## Task to complete
Return all the data, word for word.

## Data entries
** begin **
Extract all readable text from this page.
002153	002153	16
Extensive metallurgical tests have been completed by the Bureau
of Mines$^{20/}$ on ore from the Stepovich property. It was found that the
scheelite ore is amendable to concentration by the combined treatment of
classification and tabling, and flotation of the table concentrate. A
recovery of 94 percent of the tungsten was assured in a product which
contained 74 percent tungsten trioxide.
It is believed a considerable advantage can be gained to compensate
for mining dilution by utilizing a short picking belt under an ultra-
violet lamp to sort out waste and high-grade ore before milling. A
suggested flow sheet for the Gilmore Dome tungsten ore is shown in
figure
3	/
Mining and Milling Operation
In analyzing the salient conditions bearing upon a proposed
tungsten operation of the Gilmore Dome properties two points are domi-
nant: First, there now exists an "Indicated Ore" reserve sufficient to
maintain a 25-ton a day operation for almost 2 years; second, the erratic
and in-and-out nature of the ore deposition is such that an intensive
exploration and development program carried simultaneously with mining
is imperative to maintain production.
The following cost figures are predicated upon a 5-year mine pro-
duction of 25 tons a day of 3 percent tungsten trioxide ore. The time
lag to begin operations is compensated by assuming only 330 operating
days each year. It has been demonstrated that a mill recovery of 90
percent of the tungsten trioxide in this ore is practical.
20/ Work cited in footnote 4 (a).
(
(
** end **
## Result below
Extract all readable text from this page.
002153	002153	16
Extensive metallurgical tests have been completed by the Bureau
of Mines$^{20/}$ on ore from the Stepovich property. It was found that the
scheelite ore is amendable to concentration by the combined treatment of
classification and tabling, and flotation of the table concentrate. A
recovery of 94 percent of the tungsten was assured in a product which
contained 74 percent tungsten trioxide.
It is believed a considerable advantage can be gained to compensate
for mining dilution by utilizing a short picking belt under an ultra-
violet lamp to sort out waste and high-grade ore before milling. A
suggested flow sheet for the Gilmore Dome tungsten ore is shown in
figure
3	/
Mining and Milling Operation
In analyzing the salient conditions bearing upon a proposed
tungsten operation of the Gilmore Dome properties two points are domi-
nant: First, there now exists an "Indicated Ore" reserve sufficient to
maintain a 25-ton a day operation for almost 2 years; second, the erratic
and in-and-out nature of the ore deposition is such that an intensive
exploration and development program carried simultaneously with mining
is imperative to maintain production.
The following cost figures are predicated upon a 5-year mine pro-
duction of 25 tons a day of 3 percent tungsten trioxide ore. The time
lag to begin operations is compensated by assuming only 330 operating
days each year. It has been demonstrated that a mill recovery of 90
percent of the tungsten trioxide in this ore is practical.
20/ Work cited in footnote 4 (a).
(
(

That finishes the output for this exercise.